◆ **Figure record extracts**
....................
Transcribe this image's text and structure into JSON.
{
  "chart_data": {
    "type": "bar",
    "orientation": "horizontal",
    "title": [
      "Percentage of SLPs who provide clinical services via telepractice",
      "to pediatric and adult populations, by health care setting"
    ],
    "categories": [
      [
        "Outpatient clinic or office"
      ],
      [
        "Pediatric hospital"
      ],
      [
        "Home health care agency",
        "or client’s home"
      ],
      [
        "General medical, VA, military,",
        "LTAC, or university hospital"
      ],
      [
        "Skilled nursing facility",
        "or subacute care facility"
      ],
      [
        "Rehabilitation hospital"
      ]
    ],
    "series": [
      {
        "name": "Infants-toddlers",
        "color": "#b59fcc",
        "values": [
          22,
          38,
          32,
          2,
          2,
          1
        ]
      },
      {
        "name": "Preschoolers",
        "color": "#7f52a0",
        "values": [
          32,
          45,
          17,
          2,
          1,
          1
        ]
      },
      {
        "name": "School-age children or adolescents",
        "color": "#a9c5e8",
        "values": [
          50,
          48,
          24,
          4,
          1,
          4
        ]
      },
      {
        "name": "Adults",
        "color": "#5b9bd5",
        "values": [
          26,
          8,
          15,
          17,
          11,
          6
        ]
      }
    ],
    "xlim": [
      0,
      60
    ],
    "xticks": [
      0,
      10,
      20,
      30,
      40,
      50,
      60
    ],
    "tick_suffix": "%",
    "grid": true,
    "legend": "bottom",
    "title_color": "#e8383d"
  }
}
....................
◆ **Aim**
Exactly reproduce every record.

◆ **Task answer**
Transcribe this image's text and structure into JSON.
{
  "chart_data": {
    "type": "bar",
    "orientation": "horizontal",
    "title": [
      "Percentage of SLPs who provide clinical services via telepractice",
      "to pediatric and adult populations, by health care setting"
    ],
    "categories": [
      [
        "Outpatient clinic or office"
      ],
      [
        "Pediatric hospital"
      ],
      [
        "Home health care agency",
        "or client’s home"
      ],
      [
        "General medical, VA, military,",
        "LTAC, or university hospital"
      ],
      [
        "Skilled nursing facility",
        "or subacute care facility"
      ],
      [
        "Rehabilitation hospital"
      ]
    ],
    "series": [
      {
        "name": "Infants-toddlers",
        "color": "#b59fcc",
        "values": [
          22,
          38,
          32,
          2,
          2,
          1
        ]
      },
      {
        "name": "Preschoolers",
        "color": "#7f52a0",
        "values": [
          32,
          45,
          17,
          2,
          1,
          1
        ]
      },
      {
        "name": "School-age children or adolescents",
        "color": "#a9c5e8",
        "values": [
          50,
          48,
          24,
          4,
          1,
          4
        ]
      },
      {
        "name": "Adults",
        "color": "#5b9bd5",
        "values": [
          26,
          8,
          15,
          17,
          11,
          6
        ]
      }
    ],
    "xlim": [
      0,
      60
    ],
    "xticks": [
      0,
      10,
      20,
      30,
      40,
      50,
      60
    ],
    "tick_suffix": "%",
    "grid": true,
    "legend": "bottom",
    "title_color": "#e8383d"
  }
}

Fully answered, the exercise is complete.